Problem statement :: In the data that follows, count each line holding the string "label"; answer with the number only.
[Source material start]
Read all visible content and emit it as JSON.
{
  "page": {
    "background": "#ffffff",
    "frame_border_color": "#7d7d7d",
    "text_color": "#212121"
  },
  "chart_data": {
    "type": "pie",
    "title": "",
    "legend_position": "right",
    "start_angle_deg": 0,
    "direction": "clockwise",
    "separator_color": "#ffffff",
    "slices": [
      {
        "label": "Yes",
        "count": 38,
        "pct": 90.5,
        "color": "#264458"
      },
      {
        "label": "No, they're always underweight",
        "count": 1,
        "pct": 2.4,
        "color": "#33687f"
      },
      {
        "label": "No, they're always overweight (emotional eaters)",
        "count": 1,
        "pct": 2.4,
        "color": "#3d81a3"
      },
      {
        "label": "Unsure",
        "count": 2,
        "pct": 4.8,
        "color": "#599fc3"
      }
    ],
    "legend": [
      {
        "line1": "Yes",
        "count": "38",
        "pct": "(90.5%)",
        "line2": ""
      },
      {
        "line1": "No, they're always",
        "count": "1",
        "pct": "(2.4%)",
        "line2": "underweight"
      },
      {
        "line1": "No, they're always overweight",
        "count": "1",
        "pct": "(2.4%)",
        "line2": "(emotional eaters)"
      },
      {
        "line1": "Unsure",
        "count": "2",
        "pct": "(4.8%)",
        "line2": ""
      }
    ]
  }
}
[Source material end]
Reply :: 4